> SET EXERCISE: What number of lines in the material contain the word "pink"? Give that number alone.

--- Start of STORED ROWS ---

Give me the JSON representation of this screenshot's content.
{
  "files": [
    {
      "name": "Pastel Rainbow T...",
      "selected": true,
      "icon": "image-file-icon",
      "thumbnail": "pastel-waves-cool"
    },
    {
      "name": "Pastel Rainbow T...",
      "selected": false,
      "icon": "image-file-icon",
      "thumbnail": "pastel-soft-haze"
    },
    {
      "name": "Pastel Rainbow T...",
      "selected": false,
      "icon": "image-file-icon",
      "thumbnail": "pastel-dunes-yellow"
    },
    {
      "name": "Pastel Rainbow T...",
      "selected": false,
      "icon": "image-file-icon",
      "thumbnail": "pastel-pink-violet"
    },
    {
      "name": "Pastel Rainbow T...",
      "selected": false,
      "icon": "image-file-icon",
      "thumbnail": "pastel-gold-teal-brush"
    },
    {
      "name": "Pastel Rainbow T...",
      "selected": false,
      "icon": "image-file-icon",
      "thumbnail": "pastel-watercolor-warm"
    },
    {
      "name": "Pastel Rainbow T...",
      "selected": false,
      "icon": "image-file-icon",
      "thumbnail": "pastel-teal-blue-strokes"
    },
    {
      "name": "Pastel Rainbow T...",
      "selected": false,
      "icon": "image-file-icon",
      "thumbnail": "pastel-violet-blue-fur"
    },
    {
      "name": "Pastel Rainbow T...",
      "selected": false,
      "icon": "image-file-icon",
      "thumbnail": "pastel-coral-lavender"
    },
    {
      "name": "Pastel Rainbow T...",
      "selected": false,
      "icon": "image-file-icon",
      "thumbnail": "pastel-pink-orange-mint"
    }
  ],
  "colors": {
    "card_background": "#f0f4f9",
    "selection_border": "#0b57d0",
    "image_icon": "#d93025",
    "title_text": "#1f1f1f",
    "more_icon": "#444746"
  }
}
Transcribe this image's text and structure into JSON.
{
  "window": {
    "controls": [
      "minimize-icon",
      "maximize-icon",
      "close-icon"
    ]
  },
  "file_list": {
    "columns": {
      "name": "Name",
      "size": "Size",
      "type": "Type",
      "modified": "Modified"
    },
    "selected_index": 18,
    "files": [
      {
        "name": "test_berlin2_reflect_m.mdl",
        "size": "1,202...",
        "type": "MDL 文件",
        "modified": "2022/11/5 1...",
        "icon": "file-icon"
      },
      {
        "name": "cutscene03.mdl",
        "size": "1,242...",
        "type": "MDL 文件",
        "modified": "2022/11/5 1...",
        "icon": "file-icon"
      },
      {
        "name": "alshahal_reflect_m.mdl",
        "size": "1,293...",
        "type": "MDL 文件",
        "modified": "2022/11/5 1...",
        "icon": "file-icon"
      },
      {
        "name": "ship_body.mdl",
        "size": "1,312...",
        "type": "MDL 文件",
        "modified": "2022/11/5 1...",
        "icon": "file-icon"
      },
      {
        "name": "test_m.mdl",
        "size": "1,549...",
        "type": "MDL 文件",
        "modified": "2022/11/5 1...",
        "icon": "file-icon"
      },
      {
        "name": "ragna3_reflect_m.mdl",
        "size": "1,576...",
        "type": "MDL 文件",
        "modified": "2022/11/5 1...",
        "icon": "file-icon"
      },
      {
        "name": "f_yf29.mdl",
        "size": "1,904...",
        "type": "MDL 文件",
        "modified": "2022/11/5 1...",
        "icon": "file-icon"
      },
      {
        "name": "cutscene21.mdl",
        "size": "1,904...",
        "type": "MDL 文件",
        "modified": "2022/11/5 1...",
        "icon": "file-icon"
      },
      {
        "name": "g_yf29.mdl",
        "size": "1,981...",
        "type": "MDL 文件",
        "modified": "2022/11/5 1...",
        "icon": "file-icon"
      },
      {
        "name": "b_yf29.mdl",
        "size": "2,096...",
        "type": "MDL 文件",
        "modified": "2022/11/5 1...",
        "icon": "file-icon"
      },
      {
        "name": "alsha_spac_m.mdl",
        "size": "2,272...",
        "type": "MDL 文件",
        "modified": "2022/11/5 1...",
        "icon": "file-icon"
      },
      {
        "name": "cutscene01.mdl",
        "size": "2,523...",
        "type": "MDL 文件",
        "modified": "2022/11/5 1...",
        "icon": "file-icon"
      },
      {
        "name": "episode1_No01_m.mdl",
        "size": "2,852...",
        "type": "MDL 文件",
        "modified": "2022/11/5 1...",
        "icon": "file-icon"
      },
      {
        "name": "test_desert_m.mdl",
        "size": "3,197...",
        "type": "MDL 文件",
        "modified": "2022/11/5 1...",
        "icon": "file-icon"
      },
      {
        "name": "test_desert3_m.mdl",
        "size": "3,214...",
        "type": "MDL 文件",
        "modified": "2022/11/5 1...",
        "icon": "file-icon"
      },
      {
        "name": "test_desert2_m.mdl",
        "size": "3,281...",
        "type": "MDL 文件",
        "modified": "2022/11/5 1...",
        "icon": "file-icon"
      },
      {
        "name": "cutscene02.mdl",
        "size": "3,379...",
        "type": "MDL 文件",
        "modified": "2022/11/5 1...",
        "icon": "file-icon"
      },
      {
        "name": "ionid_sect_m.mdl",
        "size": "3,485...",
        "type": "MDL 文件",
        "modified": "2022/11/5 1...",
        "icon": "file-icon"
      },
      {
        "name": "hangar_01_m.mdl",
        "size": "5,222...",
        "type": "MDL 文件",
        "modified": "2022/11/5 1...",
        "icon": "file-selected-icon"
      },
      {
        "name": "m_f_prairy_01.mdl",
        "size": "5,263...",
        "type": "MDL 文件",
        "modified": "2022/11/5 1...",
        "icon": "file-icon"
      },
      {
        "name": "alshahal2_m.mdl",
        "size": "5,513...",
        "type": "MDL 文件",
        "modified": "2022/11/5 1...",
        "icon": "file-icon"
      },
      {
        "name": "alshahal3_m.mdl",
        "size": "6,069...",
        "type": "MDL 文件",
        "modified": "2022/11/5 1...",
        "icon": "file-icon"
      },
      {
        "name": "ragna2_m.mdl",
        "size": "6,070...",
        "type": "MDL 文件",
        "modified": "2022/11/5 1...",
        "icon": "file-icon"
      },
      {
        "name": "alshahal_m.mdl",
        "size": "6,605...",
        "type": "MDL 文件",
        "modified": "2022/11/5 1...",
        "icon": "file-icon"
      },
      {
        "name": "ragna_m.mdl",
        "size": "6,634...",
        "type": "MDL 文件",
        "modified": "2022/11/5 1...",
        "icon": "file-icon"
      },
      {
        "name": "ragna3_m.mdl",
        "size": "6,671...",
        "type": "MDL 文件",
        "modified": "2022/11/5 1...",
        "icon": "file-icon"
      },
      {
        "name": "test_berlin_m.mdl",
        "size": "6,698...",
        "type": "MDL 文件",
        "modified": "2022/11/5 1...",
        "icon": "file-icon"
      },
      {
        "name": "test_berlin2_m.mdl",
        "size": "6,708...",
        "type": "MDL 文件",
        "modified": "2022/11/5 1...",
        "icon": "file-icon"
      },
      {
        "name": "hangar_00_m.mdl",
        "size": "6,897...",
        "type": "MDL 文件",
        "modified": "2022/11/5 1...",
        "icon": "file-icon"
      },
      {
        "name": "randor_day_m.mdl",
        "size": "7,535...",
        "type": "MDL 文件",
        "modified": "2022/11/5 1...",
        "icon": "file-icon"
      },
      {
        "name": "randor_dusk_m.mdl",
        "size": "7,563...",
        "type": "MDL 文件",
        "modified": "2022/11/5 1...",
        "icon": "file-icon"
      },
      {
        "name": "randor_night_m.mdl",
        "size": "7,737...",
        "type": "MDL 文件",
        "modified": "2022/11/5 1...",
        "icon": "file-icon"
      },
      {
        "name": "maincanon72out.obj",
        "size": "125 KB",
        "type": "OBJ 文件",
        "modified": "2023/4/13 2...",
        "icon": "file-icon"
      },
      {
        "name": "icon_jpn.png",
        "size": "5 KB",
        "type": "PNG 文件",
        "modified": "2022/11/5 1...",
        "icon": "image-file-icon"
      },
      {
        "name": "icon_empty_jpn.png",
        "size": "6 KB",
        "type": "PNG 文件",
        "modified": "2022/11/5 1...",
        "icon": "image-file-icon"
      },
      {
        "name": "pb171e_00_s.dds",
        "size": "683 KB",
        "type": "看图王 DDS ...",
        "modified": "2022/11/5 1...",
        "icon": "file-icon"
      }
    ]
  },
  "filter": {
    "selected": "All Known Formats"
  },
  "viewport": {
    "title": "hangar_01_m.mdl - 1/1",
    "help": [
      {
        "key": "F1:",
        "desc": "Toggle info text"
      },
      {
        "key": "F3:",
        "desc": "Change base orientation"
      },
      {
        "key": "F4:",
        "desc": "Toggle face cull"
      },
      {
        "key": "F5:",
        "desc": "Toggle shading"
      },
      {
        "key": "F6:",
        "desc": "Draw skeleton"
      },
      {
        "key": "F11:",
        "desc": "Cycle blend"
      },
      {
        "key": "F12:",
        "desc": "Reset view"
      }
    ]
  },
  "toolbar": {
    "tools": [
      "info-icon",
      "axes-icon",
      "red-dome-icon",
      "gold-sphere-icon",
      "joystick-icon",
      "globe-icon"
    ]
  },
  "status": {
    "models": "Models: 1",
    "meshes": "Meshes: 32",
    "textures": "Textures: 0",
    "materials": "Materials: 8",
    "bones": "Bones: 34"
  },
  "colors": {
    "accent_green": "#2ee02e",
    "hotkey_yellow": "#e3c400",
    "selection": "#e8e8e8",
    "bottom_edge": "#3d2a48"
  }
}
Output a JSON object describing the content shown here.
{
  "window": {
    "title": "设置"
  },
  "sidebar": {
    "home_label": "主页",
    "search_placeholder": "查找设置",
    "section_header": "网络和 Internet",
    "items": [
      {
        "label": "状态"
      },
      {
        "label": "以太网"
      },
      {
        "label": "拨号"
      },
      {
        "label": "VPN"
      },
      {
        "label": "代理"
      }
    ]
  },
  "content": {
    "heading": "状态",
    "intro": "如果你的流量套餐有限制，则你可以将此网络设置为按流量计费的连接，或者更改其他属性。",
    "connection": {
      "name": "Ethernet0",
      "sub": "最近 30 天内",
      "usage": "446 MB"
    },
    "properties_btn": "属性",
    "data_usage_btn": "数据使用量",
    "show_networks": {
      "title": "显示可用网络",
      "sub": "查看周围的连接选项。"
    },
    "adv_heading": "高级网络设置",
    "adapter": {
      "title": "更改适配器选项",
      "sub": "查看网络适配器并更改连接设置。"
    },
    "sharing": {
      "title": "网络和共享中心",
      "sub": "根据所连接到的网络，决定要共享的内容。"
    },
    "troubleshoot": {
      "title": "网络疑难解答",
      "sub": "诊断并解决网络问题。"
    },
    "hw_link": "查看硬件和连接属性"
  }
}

--- End of STORED ROWS ---

> IN RESPONSE: 2